DATASET EXTRACT:
★ ★ ★

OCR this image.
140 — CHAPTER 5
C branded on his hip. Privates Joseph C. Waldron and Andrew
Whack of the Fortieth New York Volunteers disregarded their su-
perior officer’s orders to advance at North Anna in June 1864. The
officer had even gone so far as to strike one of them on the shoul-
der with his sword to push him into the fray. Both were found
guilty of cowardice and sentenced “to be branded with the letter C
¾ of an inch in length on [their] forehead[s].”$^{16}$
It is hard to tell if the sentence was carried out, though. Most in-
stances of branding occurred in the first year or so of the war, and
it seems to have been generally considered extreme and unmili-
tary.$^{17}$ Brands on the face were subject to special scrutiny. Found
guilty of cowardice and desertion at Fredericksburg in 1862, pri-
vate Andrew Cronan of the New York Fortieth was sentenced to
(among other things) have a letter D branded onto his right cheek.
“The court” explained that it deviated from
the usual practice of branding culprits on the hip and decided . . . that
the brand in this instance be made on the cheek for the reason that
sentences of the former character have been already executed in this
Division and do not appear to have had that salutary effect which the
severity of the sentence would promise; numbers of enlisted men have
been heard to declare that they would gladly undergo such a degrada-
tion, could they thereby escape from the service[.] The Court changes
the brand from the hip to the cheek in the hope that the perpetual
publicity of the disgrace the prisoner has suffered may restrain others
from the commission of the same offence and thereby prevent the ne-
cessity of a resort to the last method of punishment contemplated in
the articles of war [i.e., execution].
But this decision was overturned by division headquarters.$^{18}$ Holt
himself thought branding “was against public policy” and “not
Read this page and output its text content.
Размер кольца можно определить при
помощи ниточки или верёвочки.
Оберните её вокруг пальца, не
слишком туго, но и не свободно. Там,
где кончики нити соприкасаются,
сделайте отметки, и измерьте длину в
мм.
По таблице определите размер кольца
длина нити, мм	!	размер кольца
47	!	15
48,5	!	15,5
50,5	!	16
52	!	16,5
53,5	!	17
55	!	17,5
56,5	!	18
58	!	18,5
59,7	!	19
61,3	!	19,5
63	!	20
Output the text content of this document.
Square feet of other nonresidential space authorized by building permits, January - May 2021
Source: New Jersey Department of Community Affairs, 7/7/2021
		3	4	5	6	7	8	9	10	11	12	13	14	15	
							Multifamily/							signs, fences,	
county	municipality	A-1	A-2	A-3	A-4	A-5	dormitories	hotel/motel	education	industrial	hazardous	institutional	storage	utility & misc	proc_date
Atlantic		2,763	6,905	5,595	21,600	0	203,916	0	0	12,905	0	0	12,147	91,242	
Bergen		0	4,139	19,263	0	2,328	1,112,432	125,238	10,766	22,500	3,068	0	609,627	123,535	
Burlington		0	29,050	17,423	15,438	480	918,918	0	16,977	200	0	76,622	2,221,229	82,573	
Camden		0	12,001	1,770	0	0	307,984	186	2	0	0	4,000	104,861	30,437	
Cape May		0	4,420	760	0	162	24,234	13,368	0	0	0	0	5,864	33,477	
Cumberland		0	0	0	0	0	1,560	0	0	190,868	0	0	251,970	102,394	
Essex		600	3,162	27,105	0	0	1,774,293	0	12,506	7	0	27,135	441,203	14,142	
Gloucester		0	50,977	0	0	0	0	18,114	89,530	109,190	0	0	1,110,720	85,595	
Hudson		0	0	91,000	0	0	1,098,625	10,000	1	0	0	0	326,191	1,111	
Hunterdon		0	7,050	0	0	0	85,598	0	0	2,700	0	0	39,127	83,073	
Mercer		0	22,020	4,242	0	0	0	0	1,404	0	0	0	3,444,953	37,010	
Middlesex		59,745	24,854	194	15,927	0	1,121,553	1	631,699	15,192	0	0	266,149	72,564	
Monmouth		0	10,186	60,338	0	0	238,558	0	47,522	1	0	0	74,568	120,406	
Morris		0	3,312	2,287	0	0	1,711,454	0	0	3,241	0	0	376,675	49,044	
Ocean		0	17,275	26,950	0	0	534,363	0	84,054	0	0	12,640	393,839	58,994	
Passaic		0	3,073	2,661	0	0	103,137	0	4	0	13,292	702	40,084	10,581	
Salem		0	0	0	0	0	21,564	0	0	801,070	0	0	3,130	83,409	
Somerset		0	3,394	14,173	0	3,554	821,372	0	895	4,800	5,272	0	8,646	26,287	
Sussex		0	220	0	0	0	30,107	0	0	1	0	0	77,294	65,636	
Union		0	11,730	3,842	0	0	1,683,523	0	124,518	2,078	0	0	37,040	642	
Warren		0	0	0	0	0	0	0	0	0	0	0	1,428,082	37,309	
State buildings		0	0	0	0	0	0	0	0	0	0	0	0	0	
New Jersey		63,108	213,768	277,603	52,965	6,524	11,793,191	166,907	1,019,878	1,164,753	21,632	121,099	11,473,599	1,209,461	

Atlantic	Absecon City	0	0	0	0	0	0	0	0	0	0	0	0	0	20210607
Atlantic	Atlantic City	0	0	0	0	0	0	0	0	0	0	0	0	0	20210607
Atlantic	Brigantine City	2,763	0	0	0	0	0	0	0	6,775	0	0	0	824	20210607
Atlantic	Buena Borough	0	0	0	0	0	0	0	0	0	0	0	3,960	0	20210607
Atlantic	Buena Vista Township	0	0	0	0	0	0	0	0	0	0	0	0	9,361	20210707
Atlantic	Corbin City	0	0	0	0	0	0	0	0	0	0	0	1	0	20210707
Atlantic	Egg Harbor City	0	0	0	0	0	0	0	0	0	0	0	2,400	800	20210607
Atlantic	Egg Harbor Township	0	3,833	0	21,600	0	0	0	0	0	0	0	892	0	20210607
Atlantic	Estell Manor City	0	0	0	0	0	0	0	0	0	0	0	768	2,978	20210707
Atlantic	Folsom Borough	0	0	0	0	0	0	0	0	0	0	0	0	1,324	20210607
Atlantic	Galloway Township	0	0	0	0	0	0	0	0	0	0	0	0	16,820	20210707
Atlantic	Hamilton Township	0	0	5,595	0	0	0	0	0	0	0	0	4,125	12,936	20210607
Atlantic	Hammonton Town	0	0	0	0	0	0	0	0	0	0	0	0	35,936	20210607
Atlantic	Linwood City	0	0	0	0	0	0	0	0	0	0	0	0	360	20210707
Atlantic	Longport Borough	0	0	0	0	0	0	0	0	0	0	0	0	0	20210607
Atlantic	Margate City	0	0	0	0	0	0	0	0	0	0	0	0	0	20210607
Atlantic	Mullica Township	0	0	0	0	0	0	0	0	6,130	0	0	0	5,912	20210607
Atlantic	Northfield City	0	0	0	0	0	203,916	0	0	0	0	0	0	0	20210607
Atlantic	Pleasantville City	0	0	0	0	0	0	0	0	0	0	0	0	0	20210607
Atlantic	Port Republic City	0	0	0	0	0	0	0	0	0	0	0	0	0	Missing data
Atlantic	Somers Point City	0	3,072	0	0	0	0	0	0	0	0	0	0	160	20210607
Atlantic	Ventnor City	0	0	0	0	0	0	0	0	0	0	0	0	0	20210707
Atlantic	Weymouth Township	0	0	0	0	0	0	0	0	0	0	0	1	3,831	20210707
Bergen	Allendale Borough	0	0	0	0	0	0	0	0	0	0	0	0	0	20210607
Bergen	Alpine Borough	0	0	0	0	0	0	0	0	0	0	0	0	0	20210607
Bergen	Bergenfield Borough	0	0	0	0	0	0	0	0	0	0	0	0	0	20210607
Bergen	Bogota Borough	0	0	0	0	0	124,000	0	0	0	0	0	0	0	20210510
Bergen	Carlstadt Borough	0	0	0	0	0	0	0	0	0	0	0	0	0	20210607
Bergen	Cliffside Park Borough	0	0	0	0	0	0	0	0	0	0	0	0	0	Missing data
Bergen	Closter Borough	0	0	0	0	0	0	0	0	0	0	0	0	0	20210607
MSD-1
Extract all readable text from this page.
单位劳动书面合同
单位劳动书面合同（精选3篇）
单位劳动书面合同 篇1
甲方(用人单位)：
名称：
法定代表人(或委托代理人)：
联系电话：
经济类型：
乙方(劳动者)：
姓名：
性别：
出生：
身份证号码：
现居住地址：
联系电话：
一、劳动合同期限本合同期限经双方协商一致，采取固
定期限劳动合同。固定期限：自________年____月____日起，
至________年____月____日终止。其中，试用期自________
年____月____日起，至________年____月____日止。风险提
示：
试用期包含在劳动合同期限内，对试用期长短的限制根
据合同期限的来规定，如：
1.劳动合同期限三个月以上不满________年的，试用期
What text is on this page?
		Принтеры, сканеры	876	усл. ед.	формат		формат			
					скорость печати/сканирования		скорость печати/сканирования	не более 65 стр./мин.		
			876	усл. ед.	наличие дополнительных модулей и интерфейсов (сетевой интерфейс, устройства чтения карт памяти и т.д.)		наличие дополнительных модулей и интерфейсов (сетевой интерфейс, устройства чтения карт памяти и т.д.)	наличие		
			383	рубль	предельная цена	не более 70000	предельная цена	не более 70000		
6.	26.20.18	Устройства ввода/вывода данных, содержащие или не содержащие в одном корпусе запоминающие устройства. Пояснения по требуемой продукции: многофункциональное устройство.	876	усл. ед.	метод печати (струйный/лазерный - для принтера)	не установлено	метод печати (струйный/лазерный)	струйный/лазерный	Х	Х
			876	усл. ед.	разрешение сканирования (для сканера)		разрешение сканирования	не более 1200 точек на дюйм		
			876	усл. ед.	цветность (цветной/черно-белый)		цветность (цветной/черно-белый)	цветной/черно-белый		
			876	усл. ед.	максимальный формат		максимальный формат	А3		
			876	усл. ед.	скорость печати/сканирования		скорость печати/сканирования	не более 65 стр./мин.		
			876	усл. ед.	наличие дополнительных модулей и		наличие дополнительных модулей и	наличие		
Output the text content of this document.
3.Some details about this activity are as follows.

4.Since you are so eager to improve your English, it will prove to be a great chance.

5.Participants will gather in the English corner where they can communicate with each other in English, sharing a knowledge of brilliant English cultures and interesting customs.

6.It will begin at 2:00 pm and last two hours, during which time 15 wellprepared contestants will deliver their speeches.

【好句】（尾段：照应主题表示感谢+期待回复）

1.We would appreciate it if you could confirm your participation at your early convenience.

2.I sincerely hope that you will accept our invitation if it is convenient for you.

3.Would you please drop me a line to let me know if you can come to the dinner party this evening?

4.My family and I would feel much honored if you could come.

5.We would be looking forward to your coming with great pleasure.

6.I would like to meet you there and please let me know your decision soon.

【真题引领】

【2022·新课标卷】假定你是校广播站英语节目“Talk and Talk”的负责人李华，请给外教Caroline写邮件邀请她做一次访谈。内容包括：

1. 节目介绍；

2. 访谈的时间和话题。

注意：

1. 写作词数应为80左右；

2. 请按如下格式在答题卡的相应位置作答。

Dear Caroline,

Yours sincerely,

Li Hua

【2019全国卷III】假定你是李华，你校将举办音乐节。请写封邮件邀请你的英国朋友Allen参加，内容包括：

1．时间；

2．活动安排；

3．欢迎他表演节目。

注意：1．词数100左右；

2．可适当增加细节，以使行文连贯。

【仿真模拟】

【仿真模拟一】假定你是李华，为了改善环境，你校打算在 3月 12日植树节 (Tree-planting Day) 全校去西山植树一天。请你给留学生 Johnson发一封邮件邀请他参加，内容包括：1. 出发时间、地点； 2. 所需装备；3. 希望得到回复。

★ ★ ★

PROMPT:
Tally up the lines holding the word "great" in the data above, and answer with that figure only.

RESULT:
2